### Work instructions:
If a line in the entries below includes the string "What", copy it out.

### Listed records:
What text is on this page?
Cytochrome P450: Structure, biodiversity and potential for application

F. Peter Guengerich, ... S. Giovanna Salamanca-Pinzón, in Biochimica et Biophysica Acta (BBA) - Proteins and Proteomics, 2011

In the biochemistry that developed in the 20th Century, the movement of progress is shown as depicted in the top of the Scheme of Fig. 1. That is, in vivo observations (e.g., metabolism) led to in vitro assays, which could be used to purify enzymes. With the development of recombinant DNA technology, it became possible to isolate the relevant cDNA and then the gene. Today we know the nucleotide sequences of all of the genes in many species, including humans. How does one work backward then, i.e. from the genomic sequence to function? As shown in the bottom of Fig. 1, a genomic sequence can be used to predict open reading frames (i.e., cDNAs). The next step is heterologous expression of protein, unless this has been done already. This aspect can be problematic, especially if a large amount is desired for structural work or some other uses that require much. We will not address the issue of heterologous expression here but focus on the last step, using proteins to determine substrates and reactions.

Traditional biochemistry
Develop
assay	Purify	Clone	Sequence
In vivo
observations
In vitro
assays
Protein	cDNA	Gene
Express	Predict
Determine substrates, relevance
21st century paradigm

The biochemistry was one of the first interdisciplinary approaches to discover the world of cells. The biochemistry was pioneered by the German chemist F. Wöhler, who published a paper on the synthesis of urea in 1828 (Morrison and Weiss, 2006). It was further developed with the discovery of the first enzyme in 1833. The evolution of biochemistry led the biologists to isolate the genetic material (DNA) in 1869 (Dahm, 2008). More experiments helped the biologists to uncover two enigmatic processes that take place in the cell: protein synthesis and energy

...

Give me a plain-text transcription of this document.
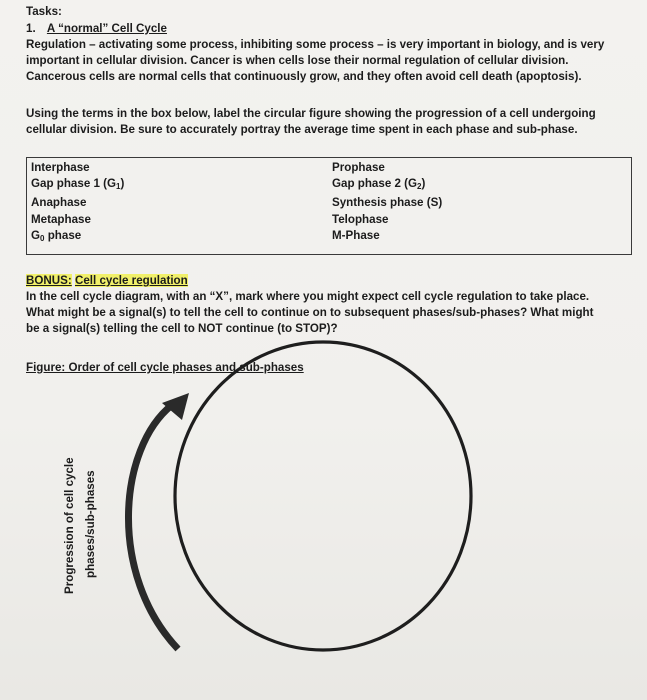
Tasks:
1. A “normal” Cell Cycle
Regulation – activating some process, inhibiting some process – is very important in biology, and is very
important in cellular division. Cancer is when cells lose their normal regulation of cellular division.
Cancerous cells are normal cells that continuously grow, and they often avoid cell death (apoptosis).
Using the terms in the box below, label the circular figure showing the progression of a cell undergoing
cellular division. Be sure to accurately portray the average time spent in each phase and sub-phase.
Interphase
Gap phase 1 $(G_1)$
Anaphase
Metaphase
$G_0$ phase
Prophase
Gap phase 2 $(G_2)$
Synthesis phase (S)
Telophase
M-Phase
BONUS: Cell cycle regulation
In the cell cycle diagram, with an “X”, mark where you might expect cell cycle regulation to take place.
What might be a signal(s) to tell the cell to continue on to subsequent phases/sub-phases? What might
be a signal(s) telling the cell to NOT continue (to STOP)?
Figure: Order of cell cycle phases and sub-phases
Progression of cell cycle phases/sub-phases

### Answer space:
What text is on this page?
What might be a signal(s) to tell the cell to continue on to subsequent phases/sub-phases? What might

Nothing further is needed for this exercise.